Collection entries:
*-*-*
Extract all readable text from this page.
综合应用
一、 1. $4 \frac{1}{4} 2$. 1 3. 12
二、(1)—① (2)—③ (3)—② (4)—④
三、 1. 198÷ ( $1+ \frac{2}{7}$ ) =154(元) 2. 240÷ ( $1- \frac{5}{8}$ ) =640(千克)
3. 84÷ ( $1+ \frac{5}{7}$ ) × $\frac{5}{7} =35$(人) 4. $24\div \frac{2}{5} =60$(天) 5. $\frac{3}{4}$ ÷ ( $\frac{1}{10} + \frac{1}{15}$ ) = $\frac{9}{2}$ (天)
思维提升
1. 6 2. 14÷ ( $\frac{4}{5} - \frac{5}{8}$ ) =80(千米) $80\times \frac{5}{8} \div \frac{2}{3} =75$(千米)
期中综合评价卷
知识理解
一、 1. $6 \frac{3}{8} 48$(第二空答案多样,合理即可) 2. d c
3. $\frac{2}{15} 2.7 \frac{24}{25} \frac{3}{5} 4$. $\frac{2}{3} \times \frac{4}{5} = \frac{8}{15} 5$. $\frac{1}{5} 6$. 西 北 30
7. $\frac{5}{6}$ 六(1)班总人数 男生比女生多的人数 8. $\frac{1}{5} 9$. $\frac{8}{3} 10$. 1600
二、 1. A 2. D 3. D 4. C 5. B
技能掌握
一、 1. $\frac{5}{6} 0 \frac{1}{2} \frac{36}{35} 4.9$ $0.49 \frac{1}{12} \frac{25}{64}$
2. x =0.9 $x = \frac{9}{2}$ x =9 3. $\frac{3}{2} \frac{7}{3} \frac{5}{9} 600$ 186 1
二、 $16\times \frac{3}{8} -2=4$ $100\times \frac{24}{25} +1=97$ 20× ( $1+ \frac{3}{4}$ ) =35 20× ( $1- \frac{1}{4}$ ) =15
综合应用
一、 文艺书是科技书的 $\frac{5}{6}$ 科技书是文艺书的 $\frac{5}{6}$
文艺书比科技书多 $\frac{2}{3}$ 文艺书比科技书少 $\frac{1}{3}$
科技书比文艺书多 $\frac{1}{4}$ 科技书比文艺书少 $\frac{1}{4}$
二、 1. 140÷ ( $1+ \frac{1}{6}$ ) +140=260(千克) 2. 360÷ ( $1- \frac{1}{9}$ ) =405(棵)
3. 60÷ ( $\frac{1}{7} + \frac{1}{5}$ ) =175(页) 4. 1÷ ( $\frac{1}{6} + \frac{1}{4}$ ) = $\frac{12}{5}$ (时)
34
*-*-*
Take the entries above and copy them out exactly.

Extract all readable text from this page.
综合应用
一、 1. $4 \frac{1}{4} 2$. 1 3. 12
二、(1)—① (2)—③ (3)—② (4)—④
三、 1. 198÷ ( $1+ \frac{2}{7}$ ) =154(元) 2. 240÷ ( $1- \frac{5}{8}$ ) =640(千克)
3. 84÷ ( $1+ \frac{5}{7}$ ) × $\frac{5}{7} =35$(人) 4. $24\div \frac{2}{5} =60$(天) 5. $\frac{3}{4}$ ÷ ( $\frac{1}{10} + \frac{1}{15}$ ) = $\frac{9}{2}$ (天)
思维提升
1. 6 2. 14÷ ( $\frac{4}{5} - \frac{5}{8}$ ) =80(千米) $80\times \frac{5}{8} \div \frac{2}{3} =75$(千米)
期中综合评价卷
知识理解
一、 1. $6 \frac{3}{8} 48$(第二空答案多样,合理即可) 2. d c
3. $\frac{2}{15} 2.7 \frac{24}{25} \frac{3}{5} 4$. $\frac{2}{3} \times \frac{4}{5} = \frac{8}{15} 5$. $\frac{1}{5} 6$. 西 北 30
7. $\frac{5}{6}$ 六(1)班总人数 男生比女生多的人数 8. $\frac{1}{5} 9$. $\frac{8}{3} 10$. 1600
二、 1. A 2. D 3. D 4. C 5. B
技能掌握
一、 1. $\frac{5}{6} 0 \frac{1}{2} \frac{36}{35} 4.9$ $0.49 \frac{1}{12} \frac{25}{64}$
2. x =0.9 $x = \frac{9}{2}$ x =9 3. $\frac{3}{2} \frac{7}{3} \frac{5}{9} 600$ 186 1
二、 $16\times \frac{3}{8} -2=4$ $100\times \frac{24}{25} +1=97$ 20× ( $1+ \frac{3}{4}$ ) =35 20× ( $1- \frac{1}{4}$ ) =15
综合应用
一、 文艺书是科技书的 $\frac{5}{6}$ 科技书是文艺书的 $\frac{5}{6}$
文艺书比科技书多 $\frac{2}{3}$ 文艺书比科技书少 $\frac{1}{3}$
科技书比文艺书多 $\frac{1}{4}$ 科技书比文艺书少 $\frac{1}{4}$
二、 1. 140÷ ( $1+ \frac{1}{6}$ ) +140=260(千克) 2. 360÷ ( $1- \frac{1}{9}$ ) =405(棵)
3. 60÷ ( $\frac{1}{7} + \frac{1}{5}$ ) =175(页) 4. 1÷ ( $\frac{1}{6} + \frac{1}{4}$ ) = $\frac{12}{5}$ (时)
34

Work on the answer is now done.